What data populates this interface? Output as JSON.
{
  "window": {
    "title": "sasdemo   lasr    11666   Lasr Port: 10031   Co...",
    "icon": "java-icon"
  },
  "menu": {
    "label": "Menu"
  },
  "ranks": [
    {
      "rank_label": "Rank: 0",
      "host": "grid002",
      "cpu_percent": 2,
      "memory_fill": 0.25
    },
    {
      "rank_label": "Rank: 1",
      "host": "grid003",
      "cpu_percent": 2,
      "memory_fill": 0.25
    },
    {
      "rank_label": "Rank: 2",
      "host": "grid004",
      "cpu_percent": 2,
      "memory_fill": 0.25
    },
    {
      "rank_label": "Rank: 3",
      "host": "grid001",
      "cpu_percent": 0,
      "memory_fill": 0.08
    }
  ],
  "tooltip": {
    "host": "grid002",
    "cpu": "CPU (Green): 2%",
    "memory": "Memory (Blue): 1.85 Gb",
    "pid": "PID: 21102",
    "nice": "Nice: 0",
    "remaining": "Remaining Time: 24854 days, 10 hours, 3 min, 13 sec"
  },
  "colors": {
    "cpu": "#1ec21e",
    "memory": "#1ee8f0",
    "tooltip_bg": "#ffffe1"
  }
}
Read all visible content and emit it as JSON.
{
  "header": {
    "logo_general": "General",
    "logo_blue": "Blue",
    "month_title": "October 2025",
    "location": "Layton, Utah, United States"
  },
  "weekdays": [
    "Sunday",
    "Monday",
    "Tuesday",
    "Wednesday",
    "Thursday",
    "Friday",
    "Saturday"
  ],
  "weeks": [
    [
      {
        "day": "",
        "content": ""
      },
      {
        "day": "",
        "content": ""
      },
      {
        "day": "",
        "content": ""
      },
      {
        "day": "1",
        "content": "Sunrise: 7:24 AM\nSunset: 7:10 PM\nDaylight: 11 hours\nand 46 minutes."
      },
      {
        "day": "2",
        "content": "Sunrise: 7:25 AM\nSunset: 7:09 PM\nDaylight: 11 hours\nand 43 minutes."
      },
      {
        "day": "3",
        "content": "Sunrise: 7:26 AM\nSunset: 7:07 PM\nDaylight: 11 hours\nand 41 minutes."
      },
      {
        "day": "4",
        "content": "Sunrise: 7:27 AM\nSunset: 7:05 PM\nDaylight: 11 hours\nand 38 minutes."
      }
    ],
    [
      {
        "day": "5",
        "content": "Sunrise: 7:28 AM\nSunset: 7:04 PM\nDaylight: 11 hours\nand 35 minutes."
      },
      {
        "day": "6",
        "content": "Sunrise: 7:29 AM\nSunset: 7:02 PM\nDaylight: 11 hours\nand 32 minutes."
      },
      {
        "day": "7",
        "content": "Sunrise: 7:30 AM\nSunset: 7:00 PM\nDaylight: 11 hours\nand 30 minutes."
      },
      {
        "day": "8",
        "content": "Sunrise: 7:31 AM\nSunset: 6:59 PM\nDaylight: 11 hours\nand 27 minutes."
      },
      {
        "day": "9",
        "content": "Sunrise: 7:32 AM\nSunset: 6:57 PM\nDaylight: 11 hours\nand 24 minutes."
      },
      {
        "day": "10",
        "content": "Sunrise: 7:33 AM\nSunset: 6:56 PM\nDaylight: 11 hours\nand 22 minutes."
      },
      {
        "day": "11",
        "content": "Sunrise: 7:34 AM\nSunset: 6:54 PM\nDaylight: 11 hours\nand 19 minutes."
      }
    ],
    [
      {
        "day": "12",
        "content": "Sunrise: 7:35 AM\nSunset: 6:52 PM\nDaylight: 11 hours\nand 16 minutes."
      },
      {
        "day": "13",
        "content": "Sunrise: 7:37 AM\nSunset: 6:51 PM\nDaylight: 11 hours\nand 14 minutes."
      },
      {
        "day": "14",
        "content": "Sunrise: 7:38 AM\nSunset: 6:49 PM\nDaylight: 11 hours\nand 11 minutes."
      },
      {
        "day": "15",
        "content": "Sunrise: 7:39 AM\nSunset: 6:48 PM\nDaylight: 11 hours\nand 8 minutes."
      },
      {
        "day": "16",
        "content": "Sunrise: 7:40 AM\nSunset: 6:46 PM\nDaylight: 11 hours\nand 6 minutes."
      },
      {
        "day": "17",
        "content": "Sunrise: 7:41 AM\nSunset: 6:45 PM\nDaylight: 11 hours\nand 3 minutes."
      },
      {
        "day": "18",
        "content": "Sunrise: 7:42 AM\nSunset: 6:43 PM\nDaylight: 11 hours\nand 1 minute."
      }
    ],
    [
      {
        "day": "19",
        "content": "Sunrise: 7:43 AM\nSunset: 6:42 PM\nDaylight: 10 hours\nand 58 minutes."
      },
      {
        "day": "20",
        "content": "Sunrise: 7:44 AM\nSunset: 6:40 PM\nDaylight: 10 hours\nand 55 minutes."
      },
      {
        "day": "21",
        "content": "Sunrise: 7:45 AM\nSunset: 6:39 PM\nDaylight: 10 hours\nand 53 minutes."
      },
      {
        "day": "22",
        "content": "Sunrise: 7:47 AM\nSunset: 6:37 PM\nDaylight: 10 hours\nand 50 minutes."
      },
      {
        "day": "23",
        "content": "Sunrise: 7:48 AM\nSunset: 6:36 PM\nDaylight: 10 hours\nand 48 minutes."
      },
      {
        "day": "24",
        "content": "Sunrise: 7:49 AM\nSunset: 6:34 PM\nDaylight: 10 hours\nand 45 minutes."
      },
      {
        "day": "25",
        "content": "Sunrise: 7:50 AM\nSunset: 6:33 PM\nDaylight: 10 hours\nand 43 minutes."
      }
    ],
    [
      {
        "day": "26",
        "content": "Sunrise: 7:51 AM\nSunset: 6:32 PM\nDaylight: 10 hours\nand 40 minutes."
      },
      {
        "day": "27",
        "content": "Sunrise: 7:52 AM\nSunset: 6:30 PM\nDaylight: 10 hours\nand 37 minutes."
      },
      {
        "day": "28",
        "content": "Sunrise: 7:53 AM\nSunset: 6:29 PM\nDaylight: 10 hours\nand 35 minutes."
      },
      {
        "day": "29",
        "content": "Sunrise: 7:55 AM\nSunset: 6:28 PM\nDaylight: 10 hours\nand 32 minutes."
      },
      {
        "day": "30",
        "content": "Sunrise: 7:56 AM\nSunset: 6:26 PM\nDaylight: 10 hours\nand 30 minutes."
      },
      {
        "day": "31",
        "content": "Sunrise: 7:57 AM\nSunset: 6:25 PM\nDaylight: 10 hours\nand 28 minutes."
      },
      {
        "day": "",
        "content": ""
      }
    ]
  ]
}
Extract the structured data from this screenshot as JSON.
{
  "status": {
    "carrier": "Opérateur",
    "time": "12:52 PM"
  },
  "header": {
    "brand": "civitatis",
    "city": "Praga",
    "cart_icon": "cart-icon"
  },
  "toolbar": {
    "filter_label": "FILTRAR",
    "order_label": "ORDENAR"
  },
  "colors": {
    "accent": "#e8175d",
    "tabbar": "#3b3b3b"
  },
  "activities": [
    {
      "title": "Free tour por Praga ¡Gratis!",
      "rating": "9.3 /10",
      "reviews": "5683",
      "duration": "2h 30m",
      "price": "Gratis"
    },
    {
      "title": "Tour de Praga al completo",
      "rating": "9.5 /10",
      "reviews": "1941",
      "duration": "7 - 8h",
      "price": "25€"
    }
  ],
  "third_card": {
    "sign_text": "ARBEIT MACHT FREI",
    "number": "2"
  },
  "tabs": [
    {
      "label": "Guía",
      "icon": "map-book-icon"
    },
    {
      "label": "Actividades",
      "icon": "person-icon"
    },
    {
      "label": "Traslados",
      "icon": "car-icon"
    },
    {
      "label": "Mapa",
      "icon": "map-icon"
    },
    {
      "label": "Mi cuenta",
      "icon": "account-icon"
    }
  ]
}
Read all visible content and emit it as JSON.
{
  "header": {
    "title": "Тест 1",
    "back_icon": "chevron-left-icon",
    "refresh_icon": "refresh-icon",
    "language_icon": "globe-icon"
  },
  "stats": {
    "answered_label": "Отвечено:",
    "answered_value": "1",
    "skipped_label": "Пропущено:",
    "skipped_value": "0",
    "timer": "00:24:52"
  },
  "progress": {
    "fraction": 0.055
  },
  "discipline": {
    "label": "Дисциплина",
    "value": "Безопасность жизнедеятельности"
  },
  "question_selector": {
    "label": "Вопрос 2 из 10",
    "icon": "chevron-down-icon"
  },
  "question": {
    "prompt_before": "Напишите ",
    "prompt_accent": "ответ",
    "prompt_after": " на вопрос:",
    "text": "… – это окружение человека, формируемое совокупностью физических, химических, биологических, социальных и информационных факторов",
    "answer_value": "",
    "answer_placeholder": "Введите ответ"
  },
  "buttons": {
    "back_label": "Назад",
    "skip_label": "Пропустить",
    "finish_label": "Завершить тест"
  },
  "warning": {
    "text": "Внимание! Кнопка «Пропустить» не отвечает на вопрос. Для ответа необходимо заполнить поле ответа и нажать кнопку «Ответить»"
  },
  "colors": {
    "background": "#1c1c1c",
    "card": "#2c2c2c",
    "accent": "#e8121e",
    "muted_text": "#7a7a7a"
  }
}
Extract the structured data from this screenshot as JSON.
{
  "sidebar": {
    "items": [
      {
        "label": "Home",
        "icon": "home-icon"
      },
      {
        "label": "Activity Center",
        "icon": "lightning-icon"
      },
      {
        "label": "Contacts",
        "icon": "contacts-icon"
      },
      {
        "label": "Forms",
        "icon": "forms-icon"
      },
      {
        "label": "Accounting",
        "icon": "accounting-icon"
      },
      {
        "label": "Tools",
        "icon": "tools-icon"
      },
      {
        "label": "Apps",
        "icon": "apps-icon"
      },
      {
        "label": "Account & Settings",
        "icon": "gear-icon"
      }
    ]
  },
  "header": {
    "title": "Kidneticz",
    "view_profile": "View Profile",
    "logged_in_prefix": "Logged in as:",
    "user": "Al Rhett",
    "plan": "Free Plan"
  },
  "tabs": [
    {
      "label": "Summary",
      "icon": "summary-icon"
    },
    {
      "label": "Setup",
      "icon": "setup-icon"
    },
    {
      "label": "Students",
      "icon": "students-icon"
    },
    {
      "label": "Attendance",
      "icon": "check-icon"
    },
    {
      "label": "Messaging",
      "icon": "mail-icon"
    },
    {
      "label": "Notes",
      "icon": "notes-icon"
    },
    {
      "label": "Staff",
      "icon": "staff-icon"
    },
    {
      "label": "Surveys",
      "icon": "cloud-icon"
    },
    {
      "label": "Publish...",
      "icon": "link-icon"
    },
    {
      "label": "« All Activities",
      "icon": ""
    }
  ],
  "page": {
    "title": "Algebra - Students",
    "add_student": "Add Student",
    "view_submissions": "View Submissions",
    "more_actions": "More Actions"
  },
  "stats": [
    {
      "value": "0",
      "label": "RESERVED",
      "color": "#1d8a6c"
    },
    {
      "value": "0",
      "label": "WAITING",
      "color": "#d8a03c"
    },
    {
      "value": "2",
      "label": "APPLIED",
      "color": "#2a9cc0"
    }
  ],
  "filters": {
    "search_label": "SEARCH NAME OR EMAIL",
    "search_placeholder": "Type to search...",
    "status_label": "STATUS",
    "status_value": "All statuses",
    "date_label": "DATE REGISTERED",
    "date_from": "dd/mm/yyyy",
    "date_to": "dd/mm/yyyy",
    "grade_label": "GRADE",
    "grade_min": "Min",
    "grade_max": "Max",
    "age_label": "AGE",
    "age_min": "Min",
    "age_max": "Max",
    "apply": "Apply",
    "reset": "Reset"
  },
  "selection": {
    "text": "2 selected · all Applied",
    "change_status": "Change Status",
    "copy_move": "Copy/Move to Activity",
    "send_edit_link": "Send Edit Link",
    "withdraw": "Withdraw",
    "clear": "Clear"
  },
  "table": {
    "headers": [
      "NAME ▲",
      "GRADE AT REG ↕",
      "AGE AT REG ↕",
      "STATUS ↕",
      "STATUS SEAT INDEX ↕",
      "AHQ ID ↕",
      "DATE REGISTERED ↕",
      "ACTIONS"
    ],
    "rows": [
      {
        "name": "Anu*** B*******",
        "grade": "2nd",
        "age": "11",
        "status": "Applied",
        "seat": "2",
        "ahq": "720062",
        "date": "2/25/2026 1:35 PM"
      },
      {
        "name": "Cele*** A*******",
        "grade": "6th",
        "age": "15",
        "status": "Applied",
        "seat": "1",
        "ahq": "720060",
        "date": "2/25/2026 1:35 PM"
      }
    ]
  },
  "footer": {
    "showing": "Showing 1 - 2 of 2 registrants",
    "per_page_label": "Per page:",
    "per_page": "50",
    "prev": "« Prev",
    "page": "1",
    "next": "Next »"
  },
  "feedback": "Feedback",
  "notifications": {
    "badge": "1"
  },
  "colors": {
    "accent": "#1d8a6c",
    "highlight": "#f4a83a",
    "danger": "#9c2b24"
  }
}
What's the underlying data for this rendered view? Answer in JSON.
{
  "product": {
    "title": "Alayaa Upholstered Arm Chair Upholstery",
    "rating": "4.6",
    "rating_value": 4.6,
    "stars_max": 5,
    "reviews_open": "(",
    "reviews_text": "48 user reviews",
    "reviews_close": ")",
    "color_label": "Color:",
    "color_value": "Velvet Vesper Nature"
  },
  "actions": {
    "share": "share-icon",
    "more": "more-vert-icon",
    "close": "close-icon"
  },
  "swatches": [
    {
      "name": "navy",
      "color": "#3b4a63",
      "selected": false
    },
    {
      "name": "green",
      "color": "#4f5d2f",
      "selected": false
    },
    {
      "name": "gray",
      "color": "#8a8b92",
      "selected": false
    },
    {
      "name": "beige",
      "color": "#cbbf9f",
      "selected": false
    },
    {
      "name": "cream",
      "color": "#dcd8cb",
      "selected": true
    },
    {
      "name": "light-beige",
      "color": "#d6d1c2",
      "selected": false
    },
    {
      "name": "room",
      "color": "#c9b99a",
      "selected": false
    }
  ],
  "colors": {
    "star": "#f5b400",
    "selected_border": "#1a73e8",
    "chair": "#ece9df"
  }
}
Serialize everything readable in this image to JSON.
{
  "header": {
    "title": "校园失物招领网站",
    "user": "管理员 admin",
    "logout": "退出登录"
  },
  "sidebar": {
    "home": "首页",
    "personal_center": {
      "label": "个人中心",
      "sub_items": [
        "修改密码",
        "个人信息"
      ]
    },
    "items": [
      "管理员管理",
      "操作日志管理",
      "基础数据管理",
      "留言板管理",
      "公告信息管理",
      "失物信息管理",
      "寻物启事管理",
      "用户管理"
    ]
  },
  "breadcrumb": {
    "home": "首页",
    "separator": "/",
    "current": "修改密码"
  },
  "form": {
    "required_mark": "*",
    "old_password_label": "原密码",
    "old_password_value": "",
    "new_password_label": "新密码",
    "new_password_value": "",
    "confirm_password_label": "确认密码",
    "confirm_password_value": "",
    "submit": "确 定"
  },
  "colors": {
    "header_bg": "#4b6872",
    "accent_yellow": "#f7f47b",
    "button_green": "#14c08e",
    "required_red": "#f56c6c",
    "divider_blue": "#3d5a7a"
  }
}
════════
### STATED PROBLEM
State how many lines in the records above contain the word "user", giving only the number.

### SOLUTION TO THIS PROBLEM
3